◆ Set of tasks ◆
- A) Turn the paragraph of the delivery article that begins "Mr. Wong put the food on the passenger seat" into a short bulleted list that keeps its main facts.
- B) Answer these questions from the delivery article, one answer per line:
(i) How old was Huang Chen?
(ii) How much delivery money was taken from Mr. Chen?
(iii) On which boulevard is Ming Garden located?
- C) List every person the delivery article identifies by full name.

◆ Selected extract ◆
>> start

The food was shoved into bins, cartons and bags and then handed to the
new worker, Hing Wong, 27, to be delivered on the rough streets of South
Jamaica.
Mr. Wong had been hired three days earlier to replace Huang Chen, 18,
who on the previous Friday night was killed by two teenagers when he
delivered food to them. The youths wanted money for Air Jordan sneakers,
the police said, and robbed Mr. Chen of all he had: $49 in delivery
money. They beat him in the head with a baseball bat and stabbed him
in the chest to avoid being identified, the police said. Then they used
his car to take his body to a park and dump it in a pond. They were
arrested hours later, the police said.
Mr. Wong, a friend of Mr. Chen's who had been working at a restaurant
in a safer section of Jamaica, said he knew Mr. Chen's father, Xing
Shou Chen, who owns Ming Garden. For this reason, he agreed to replace
Mr. Chen.
"My wife say, 'Deliver, no good, not safe,' " he explained
in broken English. "But I tell her, 'No problem. I know the area.
I take care of myself.' "
On Friday, Mr. Wong was concentrating only on three packages of steaming
food that were getting colder by the minute. Dressed in a white kitchen
smock and a black ski cap, he hopped into his Toyota, parked where Mr.
Chen had parked his Lexus a week earlier.
Mr. Wong put the food on the passenger seat and squinted at the order
forms. There was a chicken dish bound for a block where homes have heavy
iron bars on their doors and windows. There was a spicy beef dish headed
for the South Jamaica Houses project. And there was a chicken and broccoli
dish to be taken to Rochdale Village, the sprawling apartment complex
in South Jamaica where Mr. Chen was killed.
Mr. Wong agreed to take the job despite the pleas of his wife and his
parents. Many restaurants in rough New York City neighborhoods refuse
to deliver. But certain Chinese takeout places, like Ming Garden, on
Guy R. Brewer Boulevard across from Rochdale Village, say they rely
on their delivery business to make a profit.
Sometimes it is the deliveryman who pays. Mr. Chen was one of at least
four deliverymen killed on the job in southern Queens over the past
five years. Several others have been seriously injured after being called
and then beaten by people who placed the orders. Immigrants' advocates
say that countless other robberies and attacks have gone unreported.

>> end

◆ Data ◆
>> start

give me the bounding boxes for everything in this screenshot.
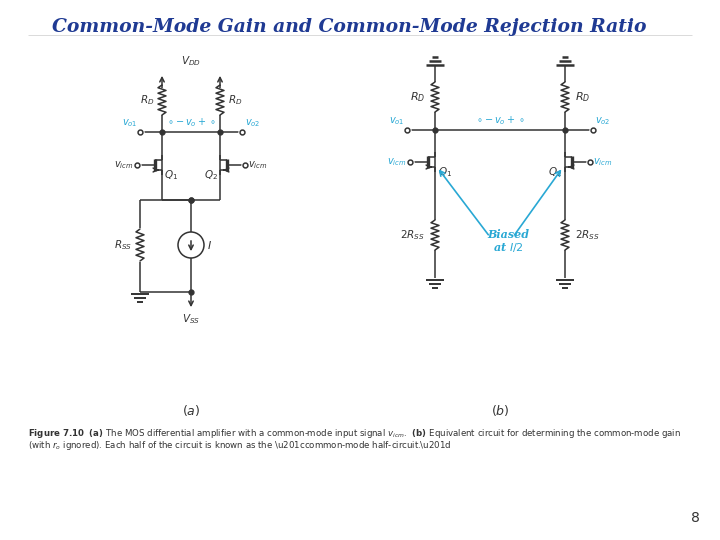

>> end

◆ Solutions ◆
- A)
- Mr. Wong put the food on the passenger seat and squinted at the order forms.
- A chicken dish was going to a block where homes have heavy iron bars on their doors and windows.
- A spicy beef dish was going to the South Jamaica Houses project.
- A chicken and broccoli dish was going to Rochdale Village, the sprawling apartment complex in South Jamaica where Mr. Chen was killed.

- B)
(i) 18
(ii) $49
(iii) Guy R. Brewer Boulevard

- C)
- Hing Wong
- Huang Chen
- Xing Shou Chen